RECORDS SUPPLIED:
- - - - -

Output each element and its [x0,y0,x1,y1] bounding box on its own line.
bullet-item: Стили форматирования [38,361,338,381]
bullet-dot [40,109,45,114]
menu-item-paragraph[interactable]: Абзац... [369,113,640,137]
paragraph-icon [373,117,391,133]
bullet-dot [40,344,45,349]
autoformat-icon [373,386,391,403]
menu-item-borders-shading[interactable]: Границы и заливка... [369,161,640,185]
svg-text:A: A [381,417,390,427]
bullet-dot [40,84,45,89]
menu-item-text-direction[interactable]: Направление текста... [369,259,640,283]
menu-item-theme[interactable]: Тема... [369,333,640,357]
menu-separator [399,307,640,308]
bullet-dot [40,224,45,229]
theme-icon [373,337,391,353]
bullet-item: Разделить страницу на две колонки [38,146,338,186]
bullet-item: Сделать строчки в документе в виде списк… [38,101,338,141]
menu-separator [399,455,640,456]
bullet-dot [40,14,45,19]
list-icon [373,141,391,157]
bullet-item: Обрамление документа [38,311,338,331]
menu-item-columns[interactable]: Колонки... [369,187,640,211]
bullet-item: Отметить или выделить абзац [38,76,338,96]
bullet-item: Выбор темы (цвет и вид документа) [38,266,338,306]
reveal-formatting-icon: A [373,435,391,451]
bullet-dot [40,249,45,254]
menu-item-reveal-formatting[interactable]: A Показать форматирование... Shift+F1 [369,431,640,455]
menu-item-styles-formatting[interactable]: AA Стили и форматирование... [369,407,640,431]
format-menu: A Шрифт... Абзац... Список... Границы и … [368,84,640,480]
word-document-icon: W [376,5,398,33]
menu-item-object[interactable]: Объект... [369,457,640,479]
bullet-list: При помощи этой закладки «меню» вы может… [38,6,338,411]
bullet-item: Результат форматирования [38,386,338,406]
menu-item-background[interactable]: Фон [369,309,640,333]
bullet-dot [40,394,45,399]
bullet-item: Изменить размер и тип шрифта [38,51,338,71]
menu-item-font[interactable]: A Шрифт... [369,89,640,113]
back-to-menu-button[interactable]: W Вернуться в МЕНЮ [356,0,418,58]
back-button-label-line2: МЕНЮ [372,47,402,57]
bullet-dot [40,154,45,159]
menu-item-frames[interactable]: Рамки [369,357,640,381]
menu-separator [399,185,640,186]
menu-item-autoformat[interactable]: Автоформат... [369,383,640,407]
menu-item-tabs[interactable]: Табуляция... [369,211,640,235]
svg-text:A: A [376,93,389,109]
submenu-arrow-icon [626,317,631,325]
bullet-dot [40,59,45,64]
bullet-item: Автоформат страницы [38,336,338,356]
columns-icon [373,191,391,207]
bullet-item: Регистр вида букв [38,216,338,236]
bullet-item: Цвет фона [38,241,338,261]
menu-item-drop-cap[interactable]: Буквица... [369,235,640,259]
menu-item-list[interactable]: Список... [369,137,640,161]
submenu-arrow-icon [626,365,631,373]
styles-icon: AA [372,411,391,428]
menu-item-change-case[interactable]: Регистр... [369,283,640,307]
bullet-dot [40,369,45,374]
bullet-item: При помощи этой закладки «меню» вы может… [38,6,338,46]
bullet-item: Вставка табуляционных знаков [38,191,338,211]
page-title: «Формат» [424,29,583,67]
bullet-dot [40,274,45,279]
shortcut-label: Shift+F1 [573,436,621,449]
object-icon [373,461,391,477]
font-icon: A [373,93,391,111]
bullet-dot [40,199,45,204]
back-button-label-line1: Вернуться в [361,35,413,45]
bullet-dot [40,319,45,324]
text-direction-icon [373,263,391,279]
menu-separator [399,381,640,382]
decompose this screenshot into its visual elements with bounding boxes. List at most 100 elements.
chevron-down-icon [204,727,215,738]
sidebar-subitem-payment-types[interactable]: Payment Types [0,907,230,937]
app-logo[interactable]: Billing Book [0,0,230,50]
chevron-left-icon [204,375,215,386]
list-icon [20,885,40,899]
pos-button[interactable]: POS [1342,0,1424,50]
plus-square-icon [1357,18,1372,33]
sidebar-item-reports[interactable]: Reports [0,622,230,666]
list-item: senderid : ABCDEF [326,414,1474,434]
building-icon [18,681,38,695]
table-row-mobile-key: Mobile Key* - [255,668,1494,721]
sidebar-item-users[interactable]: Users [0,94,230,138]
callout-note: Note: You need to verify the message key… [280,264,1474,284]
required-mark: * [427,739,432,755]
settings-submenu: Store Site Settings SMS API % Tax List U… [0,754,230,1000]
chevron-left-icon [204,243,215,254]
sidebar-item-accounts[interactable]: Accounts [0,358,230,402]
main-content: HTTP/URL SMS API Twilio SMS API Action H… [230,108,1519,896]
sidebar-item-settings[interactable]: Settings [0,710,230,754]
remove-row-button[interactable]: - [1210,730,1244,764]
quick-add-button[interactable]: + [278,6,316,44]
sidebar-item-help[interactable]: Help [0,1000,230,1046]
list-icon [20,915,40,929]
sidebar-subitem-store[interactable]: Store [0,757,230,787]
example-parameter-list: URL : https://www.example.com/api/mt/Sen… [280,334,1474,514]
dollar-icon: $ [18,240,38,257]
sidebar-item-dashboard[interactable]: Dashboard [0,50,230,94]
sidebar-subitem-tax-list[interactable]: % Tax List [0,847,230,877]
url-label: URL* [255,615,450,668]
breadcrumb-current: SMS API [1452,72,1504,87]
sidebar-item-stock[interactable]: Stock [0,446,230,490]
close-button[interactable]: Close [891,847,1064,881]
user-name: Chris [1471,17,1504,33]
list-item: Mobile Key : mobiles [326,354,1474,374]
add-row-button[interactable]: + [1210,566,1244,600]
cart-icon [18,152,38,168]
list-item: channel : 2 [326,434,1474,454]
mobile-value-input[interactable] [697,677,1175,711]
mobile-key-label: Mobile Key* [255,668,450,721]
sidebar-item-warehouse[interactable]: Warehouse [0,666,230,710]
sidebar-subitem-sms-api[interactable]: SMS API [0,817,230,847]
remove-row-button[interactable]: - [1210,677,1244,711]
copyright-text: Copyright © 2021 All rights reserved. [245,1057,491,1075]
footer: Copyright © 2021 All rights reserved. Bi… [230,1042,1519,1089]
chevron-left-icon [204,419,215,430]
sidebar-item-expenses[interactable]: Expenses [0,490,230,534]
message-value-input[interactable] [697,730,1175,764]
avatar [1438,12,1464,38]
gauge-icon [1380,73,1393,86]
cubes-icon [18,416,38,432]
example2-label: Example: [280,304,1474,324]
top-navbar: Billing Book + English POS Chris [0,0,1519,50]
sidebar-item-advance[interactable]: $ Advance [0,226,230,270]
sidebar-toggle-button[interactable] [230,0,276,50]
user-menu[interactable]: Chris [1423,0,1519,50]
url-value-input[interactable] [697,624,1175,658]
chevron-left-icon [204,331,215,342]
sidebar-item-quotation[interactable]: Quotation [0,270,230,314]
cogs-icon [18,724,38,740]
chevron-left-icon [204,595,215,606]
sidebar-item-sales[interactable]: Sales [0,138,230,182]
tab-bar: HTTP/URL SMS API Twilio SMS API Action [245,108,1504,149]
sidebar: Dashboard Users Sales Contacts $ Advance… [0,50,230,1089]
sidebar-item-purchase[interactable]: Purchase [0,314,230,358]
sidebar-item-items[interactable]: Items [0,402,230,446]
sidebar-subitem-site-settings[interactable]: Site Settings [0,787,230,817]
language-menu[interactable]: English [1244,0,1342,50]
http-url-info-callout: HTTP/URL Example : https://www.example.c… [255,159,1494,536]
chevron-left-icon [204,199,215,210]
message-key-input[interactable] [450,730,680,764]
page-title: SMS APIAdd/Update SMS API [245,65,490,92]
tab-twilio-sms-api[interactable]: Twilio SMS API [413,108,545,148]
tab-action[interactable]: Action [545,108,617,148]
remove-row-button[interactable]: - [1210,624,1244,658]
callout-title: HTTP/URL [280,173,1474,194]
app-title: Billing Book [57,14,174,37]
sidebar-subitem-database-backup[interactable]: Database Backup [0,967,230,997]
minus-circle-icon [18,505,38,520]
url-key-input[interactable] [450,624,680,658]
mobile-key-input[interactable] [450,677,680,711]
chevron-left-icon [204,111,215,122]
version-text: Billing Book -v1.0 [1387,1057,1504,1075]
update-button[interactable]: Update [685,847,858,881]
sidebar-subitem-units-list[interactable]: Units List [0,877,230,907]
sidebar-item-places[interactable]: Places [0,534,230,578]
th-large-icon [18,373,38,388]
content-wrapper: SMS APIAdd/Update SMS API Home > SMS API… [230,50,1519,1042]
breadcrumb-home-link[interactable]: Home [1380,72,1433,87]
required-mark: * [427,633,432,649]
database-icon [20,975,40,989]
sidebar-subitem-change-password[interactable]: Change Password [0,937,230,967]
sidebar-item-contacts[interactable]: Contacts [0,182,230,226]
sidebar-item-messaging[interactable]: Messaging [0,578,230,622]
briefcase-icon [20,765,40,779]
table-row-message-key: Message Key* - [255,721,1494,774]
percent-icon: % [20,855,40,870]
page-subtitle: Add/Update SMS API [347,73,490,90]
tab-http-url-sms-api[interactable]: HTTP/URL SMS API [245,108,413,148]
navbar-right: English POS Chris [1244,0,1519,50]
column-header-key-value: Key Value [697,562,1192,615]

- - - - -

EXERCISE DIRECTIONS: How many lines of the records above contain the string "Границы"? Treat matches as case-sensitive, and reply with the number only.

ANSWER TO THIS TASK: 2